--- Selected excerpt ---
Her next film release following Pretty Woman was Joel Schumacher's supernatural thriller Flatliners (also 1990), in which Roberts starred as one of five students conducting clandestine experiments that produce near-death experiences. The production was met with a polarized critical reception, but made a profit at the box office and has since been considered a cult film. In 1991, Roberts played a battered wife attempting to begin a new life in Iowa in the thriller Sleeping with the Enemy, a winged, six-inch-tall tomboyish Tinkerbell in Steven Spielberg's fantasy film Hook, and an outgoing yet cautious nurse in her second collaboration with director Joel Schumacher, the romance drama Dying Young. Although negative reviews greeted her 1991 outings, Sleeping with the Enemy grossed $175 million, Hook $300.9 million and Dying Young $82.3 million globally.

Roberts took a two-year hiatus from the screen, during which her only appearance in a film was a cameo in Robert Altman's The Player (1992). In early 1993, she was the subject of a People magazine cover story asking, "What Happened to Julia Roberts?". Roberts starred with Denzel Washington in the thriller The Pelican Brief (1993), based on John Grisham's 1992 novel of the same name. In it, she played a young law student who uncovers a conspiracy, putting herself and others in danger. The film was a commercial success, grossing $195.2 million worldwide. None of her next film releases—I Love Trouble (1994), Prêt-à-Porter (1994) and Something to Talk About (1995)—were particularly well received by critics nor big box office draws. In 1996, she guest-starred in the second season of Friends (episode 13, "The One After the Superbowl"), and appeared with Liam Neeson in the historical drama Michael Collins, portraying Kitty Kiernan, the fiancée of the assassinated Irish revolutionary leader. Stephen Frears' Mary Reilly, her other 1996 film, was a critical and commercial failure.

Data items
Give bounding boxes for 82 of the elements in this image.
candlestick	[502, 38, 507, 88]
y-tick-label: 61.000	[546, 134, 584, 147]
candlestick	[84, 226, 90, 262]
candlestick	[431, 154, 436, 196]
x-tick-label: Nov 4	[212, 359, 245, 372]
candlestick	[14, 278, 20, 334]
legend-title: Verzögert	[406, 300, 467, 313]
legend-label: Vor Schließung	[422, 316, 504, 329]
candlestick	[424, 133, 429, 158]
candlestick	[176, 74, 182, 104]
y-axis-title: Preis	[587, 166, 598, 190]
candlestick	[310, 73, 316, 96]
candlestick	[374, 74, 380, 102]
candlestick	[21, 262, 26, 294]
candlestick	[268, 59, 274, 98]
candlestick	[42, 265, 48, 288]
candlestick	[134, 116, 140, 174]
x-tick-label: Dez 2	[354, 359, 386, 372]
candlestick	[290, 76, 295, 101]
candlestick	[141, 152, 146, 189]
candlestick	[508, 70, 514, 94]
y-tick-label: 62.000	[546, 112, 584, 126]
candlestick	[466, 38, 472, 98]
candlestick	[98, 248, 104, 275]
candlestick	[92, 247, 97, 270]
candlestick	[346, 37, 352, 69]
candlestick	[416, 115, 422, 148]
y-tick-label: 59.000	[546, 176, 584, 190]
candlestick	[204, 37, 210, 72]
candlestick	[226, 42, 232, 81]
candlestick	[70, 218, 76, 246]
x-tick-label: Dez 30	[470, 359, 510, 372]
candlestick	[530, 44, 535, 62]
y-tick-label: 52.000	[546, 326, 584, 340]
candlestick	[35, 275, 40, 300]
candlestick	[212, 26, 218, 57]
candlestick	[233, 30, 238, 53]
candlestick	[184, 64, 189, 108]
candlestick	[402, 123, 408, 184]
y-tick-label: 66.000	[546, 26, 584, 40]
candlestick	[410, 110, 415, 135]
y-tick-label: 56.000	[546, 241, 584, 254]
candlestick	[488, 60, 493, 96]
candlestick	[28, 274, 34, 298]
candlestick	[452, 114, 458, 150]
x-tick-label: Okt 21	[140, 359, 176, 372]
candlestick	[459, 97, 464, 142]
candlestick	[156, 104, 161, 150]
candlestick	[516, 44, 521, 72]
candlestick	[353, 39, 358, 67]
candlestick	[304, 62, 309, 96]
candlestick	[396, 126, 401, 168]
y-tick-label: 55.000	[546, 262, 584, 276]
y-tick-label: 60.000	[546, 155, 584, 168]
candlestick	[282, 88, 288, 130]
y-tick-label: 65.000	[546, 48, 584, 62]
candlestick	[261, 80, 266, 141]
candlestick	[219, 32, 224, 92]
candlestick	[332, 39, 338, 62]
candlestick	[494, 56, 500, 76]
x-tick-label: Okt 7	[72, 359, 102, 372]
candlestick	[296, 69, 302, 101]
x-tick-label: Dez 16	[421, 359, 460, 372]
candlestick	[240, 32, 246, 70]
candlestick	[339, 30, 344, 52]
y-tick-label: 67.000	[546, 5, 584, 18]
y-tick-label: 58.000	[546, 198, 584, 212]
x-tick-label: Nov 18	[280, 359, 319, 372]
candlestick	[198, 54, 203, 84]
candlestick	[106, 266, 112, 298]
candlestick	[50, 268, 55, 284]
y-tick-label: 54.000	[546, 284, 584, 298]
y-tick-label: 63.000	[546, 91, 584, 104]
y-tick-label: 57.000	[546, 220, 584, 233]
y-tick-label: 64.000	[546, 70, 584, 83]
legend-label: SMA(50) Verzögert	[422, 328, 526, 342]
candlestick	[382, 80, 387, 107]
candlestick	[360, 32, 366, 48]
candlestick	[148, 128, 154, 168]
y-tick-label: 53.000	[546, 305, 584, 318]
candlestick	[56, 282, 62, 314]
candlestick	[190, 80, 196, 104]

--- Set of tasks ---
1. Please rewrite the paragraph of the Julia Roberts career excerpt that begins "Her next film release following Pretty Woman" as a shorter bulleted list, keeping its main facts.
2. Change "Iowa" to "Nebraska" in the Julia Roberts career excerpt, and give the passage starting at "Her next film release following" and ending at "Young $82.3 million globally." with that change made.
3. Continue the excerpt on Julia Roberts's film career from the point where it stops.
The data above are separate from the text.

--- Numbered responses ---
1.
- Flatliners (1990), directed by Joel Schumacher: Roberts played one of five students whose secret experiments produce near-death experiences. Reviews were polarized, but the film made a profit and is now considered a cult film.
- Sleeping with the Enemy (1991): she played a battered wife trying to start over in Iowa. It grossed $175 million worldwide.
- Hook (1991), directed by Steven Spielberg: she played a winged, six-inch-tall, tomboyish Tinkerbell. It grossed $300.9 million worldwide.
- Dying Young (1991), her second film with Schumacher: she played an outgoing yet cautious nurse. It grossed $82.3 million worldwide.
- All three 1991 films received negative reviews.

2.
Her next film release following Pretty Woman was Joel Schumacher's supernatural thriller Flatliners (also 1990), in which Roberts starred as one of five students conducting clandestine experiments that produce near-death experiences. The production was met with a polarized critical reception, but made a profit at the box office and has since been considered a cult film. In 1991, Roberts played a battered wife attempting to begin a new life in Nebraska in the thriller Sleeping with the Enemy, a winged, six-inch-tall tomboyish Tinkerbell in Steven Spielberg's fantasy film Hook, and an outgoing yet cautious nurse in her second collaboration with director Joel Schumacher, the romance drama Dying Young. Although negative reviews greeted her 1991 outings, Sleeping with the Enemy grossed $175 million, Hook $300.9 million and Dying Young $82.3 million globally.

3.
By the late 1990s, Roberts enjoyed renewed success in the romantic comedy genre. In P. J. Hogan's My Best Friend's Wedding (1997), she starred opposite Dermot Mulroney, Cameron Diaz and Rupert Everett, as a food critic who realizes she's in love with her best friend and tries to win him back after he decides to marry someone else. Roberts's performance was highly praised. The film was a global box-office hit, earning $299.3 million. In her next film, Richard Donner's political thriller Conspiracy Theory (1997), Roberts starred with Mel Gibson as a Justice Department attorney. Mick LaSalle of San Francisco Chronicle stated: "When all else fails, there are still the stars to look at—Roberts, who actually manages to do some fine acting, and Gibson, whose likability must be a sturdy thing indeed." The film, nevertheless, grossed a respectable $137 million. In 1998, Roberts appeared on the television series Sesame Street opposite the character Elmo, and starred in the drama Stepmom, alongside Susan Sarandon, revolving around the complicated relationship between a terminally-ill mother and the future stepmother of her children. While reviews were mixed-to-positive, the film made $159.7 million worldwide.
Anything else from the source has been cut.